Kevin Plunkett 14:40
And do you take the same approach for hourly jobs as you would salaried positions? Or do you have to do you have to think about those slightly differently?
David Turetsky 14:48
I think in compensation, we've always thought of them differently. We've always thought of executives and professionals and hourly roles separately, and we've tried to look at what them marketplaces doing. Fascinatingly, I think that the market for non exempt hourly roles have been more under pressure lately, especially from new entrants, like Amazon and others in lots of different areas where the manager or the professional, managerial, haven't seen as much pressure from the market. And so you get this compression where you get the non exempt roles getting paid more. And then the supervisory manager roles not seeing that much of an increase, and therefore, the compression between those levels. And so yeah, I think that what we might actually see this year as merit increases for non exempt getting higher than the exempt and the executive roles. But that hasn't actually borne out in the surveys, the surveys see them as all the same, which I'm a little disappointed in. But it's not surprising. Keeping those numbers similar at those three levels has always kind of been on track for at least the history that I've seen.
Kevin Plunkett 16:02
But I mean, that trend, not showing up in the numbers just could be the natural leg of surveys versus the market, right?

————

■ **WHAT YOU HAVE TO DO**: Retype the compensation conversation word for word, starting at "Kevin Plunkett 14:40" and stopping after "those slightly differently?".

■ **INFORMATION GIVEN**:
————

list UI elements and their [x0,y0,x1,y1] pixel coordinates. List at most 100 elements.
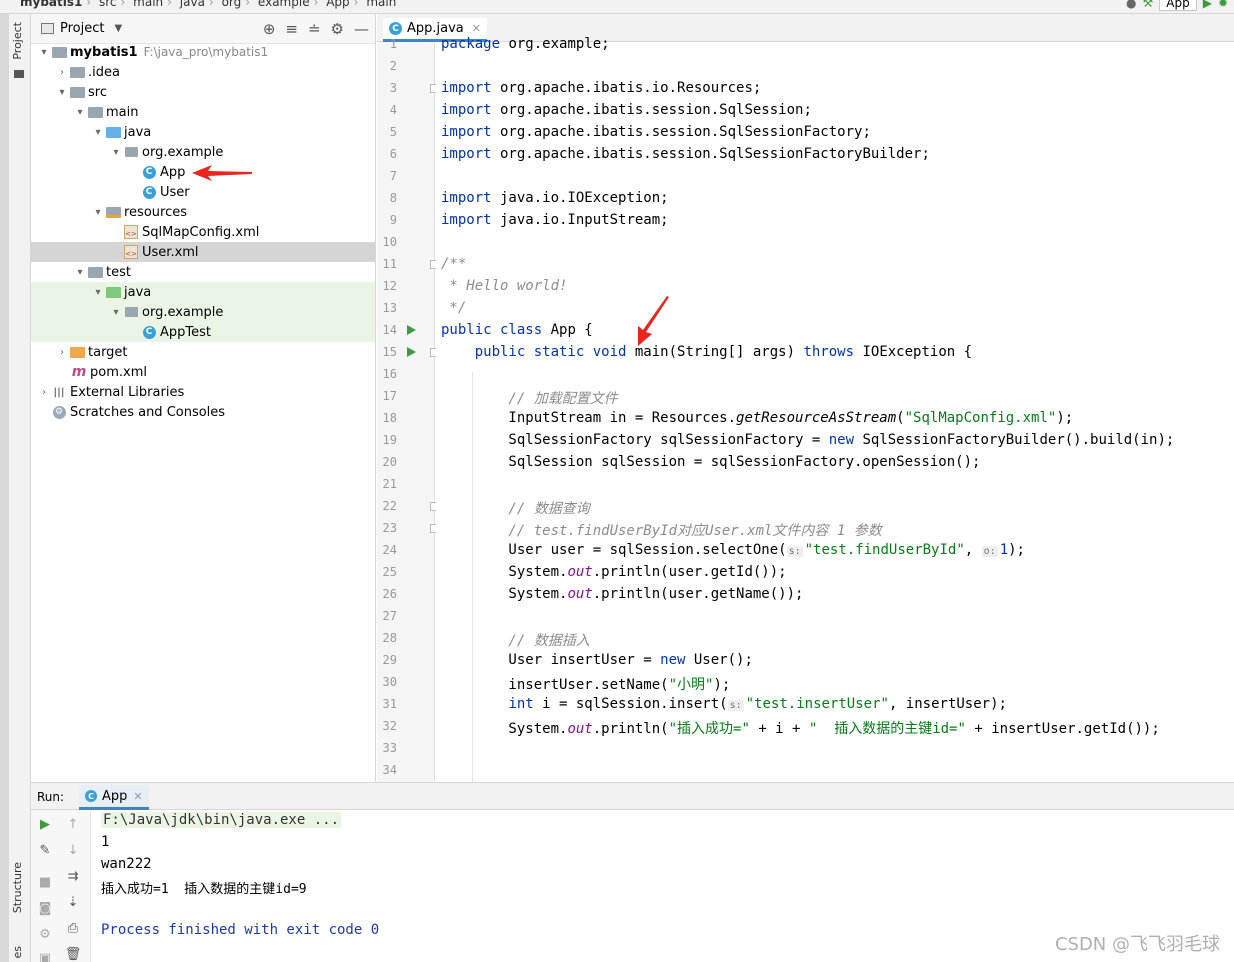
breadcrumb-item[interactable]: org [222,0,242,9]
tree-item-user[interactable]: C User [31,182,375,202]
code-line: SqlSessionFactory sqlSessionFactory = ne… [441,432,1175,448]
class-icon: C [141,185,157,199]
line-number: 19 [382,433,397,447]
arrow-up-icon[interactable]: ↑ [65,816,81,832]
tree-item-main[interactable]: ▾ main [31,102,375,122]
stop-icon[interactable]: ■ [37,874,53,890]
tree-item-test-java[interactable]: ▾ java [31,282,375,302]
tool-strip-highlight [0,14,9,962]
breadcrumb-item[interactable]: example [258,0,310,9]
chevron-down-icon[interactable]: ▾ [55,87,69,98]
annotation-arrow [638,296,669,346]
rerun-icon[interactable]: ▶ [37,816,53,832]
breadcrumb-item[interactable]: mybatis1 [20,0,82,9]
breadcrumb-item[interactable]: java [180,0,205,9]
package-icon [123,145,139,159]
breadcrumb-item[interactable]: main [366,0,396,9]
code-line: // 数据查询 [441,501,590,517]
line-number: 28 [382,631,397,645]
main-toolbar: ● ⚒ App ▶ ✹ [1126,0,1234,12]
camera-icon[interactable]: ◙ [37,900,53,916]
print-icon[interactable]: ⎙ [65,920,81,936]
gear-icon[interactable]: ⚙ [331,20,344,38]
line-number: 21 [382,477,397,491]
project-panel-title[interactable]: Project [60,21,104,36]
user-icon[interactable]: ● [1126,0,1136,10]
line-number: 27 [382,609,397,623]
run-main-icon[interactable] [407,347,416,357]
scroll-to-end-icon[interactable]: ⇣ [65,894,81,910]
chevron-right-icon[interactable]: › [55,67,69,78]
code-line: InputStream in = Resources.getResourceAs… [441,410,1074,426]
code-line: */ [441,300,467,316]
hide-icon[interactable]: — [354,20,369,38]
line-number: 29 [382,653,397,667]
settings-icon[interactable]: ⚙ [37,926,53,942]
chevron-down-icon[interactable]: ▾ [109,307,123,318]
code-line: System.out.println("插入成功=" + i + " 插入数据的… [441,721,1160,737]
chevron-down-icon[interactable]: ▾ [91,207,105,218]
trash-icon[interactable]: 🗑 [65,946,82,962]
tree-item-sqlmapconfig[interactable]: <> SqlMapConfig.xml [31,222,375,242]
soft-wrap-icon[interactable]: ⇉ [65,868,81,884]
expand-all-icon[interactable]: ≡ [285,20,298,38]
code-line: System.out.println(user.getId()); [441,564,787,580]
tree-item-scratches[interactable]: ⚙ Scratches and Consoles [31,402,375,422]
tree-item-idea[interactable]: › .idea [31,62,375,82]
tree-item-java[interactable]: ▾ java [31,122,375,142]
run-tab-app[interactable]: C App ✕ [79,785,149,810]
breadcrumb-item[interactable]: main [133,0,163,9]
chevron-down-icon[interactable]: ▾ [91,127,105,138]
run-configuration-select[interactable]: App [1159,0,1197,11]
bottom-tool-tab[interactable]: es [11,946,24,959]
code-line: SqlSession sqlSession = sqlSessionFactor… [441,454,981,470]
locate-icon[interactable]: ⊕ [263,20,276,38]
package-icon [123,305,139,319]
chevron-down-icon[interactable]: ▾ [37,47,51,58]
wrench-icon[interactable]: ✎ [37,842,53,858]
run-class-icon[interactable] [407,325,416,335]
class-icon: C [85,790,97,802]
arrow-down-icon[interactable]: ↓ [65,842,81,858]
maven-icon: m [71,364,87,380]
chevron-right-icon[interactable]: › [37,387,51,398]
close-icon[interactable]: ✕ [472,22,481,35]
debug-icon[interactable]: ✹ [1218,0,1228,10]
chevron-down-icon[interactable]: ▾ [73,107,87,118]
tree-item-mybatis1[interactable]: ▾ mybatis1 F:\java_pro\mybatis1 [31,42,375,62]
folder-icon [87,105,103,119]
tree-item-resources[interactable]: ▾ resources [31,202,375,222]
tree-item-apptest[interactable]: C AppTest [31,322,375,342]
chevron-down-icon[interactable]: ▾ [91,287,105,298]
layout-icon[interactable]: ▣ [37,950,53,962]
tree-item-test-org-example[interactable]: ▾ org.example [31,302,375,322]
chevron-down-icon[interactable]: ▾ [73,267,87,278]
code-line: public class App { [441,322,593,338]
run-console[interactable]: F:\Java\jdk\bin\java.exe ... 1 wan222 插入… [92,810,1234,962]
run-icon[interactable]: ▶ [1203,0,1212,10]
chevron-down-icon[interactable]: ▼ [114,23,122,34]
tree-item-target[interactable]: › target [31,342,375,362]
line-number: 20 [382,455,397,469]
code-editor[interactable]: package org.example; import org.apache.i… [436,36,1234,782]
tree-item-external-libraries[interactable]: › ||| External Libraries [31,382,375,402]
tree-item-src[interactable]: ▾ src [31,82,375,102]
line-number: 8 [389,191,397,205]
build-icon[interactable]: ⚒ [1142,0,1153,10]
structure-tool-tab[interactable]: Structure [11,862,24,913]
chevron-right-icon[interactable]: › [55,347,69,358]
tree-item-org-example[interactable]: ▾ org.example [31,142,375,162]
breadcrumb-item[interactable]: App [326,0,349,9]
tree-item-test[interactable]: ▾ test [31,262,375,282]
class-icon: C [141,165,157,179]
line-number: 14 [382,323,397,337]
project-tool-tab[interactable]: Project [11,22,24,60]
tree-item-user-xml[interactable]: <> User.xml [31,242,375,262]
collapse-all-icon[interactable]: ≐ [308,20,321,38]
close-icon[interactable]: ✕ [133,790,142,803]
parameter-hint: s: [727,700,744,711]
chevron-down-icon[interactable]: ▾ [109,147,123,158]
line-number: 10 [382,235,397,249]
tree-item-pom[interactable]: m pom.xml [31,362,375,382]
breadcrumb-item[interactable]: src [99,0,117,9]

————

■ **THE SOLUTION**:
Kevin Plunkett 14:40
And do you take the same approach for hourly jobs as you would salaried positions? Or do you have to do you have to think about those slightly differently?